_YOUR TASK_:
Report every line in the rows below that contains the string "grip", copying each line in full.

Stored items from a collection:
========
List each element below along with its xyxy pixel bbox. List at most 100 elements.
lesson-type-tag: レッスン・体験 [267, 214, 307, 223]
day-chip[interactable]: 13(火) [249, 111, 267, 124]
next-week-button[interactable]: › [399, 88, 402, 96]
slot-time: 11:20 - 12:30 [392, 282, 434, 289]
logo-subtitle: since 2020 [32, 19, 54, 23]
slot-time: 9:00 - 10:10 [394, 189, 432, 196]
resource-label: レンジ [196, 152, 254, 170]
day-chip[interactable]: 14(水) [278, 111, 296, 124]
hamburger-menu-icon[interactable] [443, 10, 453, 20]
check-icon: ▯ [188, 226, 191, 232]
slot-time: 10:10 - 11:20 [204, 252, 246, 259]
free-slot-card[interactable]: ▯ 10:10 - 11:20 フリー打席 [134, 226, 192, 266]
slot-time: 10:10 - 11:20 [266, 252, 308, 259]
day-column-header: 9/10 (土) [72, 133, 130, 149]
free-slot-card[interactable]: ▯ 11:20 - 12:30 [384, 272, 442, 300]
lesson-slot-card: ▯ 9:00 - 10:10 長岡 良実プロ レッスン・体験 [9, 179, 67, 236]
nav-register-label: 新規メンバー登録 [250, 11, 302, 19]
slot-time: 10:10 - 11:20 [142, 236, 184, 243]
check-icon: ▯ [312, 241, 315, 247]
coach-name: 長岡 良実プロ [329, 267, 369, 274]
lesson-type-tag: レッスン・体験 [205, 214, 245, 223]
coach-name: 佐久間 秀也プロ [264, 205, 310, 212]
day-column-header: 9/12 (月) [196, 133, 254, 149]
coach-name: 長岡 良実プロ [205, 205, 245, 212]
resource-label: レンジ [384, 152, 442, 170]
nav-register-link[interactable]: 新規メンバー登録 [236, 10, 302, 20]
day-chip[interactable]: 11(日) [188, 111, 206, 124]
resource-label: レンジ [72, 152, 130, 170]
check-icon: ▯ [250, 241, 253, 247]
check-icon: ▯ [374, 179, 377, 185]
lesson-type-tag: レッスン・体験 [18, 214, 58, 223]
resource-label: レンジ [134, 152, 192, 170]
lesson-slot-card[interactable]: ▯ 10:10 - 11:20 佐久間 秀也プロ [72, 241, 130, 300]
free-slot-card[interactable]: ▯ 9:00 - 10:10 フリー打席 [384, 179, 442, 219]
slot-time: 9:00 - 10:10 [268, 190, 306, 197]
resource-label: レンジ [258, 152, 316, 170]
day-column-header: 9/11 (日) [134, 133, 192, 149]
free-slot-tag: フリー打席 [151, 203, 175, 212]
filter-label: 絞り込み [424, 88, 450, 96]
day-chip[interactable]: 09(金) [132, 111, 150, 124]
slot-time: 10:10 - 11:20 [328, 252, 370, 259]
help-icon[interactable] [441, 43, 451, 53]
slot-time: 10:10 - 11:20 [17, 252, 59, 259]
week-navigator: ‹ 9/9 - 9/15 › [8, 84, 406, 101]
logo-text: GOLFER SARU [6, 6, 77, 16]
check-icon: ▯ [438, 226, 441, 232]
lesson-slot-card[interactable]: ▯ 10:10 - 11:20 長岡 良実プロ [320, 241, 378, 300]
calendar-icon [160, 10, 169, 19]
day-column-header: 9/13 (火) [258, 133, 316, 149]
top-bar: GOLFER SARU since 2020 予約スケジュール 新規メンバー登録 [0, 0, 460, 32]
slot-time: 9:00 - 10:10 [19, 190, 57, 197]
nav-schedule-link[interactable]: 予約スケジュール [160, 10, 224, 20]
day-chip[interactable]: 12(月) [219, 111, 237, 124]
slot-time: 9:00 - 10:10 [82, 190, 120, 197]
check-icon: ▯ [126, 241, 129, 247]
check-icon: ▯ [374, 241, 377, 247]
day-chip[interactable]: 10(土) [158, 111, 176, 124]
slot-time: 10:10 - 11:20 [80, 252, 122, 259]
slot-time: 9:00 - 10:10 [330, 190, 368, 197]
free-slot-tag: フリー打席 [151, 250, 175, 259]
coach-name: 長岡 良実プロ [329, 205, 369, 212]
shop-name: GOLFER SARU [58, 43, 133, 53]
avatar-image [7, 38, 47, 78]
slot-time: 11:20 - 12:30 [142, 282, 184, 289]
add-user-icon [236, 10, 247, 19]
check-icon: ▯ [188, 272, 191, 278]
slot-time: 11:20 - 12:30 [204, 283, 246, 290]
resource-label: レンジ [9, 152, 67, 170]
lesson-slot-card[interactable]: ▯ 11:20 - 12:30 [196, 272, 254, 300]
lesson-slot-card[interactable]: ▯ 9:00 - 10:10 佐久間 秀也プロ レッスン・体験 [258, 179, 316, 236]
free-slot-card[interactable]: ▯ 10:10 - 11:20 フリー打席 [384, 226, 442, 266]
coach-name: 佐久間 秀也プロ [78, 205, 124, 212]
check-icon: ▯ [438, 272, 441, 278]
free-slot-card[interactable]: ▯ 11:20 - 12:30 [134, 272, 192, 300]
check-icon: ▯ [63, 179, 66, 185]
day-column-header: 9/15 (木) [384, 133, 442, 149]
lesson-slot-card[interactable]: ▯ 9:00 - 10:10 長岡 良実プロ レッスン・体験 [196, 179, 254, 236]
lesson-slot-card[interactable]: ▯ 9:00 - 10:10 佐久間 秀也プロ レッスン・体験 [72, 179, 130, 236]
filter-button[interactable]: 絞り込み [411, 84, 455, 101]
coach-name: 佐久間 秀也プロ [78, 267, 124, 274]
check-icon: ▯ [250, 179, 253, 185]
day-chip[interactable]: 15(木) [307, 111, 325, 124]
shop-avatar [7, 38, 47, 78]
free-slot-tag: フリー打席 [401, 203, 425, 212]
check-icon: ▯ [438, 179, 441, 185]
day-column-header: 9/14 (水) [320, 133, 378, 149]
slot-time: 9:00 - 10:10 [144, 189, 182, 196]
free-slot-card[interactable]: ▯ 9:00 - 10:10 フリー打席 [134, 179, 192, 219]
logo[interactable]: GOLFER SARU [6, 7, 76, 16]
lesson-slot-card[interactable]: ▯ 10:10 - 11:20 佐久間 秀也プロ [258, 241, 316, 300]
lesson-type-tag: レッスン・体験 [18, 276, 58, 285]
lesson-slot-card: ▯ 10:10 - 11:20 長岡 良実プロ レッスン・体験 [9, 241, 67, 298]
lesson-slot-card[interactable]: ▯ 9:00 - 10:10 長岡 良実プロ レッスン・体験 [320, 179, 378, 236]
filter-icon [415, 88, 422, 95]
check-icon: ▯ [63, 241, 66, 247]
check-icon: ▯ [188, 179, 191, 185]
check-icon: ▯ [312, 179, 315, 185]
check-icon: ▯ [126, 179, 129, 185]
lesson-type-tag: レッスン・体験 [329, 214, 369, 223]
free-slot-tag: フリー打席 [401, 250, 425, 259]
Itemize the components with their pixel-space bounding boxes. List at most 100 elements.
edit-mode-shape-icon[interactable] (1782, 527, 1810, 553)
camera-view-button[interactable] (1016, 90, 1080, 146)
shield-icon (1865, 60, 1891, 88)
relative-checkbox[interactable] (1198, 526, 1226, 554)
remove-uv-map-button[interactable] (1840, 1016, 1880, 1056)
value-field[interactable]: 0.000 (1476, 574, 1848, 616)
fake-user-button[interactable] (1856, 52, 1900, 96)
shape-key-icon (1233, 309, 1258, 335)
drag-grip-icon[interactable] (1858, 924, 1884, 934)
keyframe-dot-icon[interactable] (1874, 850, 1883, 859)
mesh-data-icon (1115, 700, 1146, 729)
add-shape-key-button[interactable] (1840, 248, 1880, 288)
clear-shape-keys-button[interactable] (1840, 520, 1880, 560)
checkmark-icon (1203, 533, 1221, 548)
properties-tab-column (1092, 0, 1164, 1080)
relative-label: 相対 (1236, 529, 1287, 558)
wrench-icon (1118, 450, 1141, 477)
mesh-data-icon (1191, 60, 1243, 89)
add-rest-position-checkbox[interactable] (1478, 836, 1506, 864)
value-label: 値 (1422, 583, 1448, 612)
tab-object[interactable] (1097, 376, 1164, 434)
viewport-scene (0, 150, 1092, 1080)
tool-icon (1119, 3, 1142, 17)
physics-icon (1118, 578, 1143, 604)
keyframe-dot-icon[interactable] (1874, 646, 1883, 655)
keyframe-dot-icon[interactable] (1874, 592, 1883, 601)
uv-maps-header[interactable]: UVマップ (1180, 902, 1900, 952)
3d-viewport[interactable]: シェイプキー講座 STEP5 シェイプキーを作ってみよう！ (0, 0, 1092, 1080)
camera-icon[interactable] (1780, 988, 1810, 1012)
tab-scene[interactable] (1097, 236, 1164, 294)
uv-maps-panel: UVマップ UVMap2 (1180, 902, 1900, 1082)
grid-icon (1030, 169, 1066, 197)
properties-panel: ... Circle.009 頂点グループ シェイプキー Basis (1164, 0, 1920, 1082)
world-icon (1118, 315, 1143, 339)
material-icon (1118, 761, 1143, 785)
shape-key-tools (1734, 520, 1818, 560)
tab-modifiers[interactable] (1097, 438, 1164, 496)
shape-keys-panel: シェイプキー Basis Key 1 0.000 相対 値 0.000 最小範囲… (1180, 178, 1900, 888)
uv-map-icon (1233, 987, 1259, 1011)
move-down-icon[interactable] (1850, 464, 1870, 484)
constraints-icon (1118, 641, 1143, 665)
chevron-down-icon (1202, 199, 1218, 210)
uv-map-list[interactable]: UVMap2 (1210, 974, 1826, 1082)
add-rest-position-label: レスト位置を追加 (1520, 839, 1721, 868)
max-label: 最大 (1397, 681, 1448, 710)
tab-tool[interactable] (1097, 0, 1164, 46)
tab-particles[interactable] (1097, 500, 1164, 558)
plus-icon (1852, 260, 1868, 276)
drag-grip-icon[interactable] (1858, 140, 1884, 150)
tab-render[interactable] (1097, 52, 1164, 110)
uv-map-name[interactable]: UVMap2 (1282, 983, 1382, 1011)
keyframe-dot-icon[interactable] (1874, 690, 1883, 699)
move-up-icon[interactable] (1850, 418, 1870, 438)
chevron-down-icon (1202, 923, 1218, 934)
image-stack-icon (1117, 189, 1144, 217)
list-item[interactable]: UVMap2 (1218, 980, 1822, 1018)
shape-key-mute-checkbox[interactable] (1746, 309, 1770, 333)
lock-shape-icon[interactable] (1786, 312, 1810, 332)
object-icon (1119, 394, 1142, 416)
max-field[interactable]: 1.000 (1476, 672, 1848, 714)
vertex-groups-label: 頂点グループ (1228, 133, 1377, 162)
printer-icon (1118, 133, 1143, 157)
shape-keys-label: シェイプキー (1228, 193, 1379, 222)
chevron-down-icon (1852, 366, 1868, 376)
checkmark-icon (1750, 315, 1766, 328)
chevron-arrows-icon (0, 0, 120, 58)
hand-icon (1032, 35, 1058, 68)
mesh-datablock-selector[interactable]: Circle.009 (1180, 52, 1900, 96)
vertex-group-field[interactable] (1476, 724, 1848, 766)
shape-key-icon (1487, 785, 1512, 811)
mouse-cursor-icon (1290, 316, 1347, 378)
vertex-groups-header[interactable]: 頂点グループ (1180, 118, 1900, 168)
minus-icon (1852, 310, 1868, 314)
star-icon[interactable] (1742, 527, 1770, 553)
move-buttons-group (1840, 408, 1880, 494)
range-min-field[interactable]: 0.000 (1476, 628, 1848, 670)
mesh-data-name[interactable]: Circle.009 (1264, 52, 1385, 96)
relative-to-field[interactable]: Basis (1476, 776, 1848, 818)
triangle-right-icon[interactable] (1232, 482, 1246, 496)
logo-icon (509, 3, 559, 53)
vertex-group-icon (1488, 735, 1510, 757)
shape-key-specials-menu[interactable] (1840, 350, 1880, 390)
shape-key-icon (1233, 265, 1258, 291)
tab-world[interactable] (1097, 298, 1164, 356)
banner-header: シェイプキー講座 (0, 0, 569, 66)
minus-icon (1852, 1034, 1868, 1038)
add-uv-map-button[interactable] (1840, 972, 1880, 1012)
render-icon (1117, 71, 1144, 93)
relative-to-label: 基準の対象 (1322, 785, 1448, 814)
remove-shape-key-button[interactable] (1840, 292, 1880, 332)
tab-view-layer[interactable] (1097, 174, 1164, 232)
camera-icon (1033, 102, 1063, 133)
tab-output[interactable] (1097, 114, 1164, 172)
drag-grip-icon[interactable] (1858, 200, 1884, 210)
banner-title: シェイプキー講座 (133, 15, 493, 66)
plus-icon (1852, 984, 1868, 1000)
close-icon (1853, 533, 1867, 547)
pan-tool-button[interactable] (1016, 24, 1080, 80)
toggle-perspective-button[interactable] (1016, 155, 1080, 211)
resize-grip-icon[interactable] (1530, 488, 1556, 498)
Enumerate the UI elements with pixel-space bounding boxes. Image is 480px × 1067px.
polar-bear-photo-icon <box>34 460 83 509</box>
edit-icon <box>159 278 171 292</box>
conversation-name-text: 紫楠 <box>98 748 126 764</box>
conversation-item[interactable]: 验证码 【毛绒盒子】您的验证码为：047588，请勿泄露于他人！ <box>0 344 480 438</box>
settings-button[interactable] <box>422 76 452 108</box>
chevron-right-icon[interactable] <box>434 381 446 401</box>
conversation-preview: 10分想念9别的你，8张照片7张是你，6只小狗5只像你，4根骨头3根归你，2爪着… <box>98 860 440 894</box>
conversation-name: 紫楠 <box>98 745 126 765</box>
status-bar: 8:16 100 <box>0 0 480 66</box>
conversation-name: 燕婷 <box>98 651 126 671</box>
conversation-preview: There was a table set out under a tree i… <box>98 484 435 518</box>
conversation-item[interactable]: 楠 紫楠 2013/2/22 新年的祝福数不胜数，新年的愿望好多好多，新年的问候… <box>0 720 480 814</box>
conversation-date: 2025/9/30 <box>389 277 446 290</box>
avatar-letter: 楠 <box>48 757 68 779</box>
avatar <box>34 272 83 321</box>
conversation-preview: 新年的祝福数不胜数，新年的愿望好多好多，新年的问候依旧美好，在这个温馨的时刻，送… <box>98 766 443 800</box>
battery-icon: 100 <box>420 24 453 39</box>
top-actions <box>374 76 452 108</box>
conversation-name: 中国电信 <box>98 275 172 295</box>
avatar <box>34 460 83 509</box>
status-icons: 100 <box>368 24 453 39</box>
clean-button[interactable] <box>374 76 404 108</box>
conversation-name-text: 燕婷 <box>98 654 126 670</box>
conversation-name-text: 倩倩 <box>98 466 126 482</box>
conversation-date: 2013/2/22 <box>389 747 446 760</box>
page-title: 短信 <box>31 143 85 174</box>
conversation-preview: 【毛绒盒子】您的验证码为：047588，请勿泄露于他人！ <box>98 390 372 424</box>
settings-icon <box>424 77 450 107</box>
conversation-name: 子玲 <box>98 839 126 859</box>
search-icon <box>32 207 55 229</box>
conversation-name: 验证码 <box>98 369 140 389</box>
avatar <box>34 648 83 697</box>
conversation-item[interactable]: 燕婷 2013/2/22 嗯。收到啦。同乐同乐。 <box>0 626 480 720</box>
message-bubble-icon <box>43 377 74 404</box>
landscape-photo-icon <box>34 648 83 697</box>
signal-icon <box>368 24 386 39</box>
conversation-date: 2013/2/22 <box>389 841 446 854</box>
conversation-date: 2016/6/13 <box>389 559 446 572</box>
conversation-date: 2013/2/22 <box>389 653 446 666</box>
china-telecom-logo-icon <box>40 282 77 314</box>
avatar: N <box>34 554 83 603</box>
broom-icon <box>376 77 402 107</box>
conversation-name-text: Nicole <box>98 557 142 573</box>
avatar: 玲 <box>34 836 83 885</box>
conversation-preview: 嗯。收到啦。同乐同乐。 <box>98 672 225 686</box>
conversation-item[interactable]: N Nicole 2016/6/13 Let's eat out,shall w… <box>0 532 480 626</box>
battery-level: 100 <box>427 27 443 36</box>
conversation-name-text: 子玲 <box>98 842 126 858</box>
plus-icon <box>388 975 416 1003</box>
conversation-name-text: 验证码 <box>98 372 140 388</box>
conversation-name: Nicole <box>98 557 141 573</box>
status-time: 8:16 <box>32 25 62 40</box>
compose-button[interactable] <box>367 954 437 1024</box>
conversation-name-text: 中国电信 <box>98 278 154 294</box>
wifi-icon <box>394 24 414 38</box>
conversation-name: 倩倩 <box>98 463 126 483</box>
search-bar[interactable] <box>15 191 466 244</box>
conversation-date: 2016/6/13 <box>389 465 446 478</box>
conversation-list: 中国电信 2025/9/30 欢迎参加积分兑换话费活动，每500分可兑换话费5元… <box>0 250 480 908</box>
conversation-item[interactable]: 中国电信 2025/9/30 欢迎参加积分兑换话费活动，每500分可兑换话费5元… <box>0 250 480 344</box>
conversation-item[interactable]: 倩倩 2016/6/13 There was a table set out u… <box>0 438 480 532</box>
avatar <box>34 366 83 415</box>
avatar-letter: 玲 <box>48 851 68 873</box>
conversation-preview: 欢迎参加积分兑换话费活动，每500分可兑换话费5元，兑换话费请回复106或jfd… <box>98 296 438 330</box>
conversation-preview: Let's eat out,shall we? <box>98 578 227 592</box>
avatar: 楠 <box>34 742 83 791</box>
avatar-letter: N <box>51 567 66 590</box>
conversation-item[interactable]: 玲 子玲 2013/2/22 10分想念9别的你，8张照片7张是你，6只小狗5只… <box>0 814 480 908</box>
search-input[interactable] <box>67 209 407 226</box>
========
_ANSWER TO THIS TASK_:
drag-grip-icon[interactable] (1858, 924, 1884, 934)
drag-grip-icon[interactable] (1858, 140, 1884, 150)
drag-grip-icon[interactable] (1858, 200, 1884, 210)
resize-grip-icon[interactable] (1530, 488, 1556, 498)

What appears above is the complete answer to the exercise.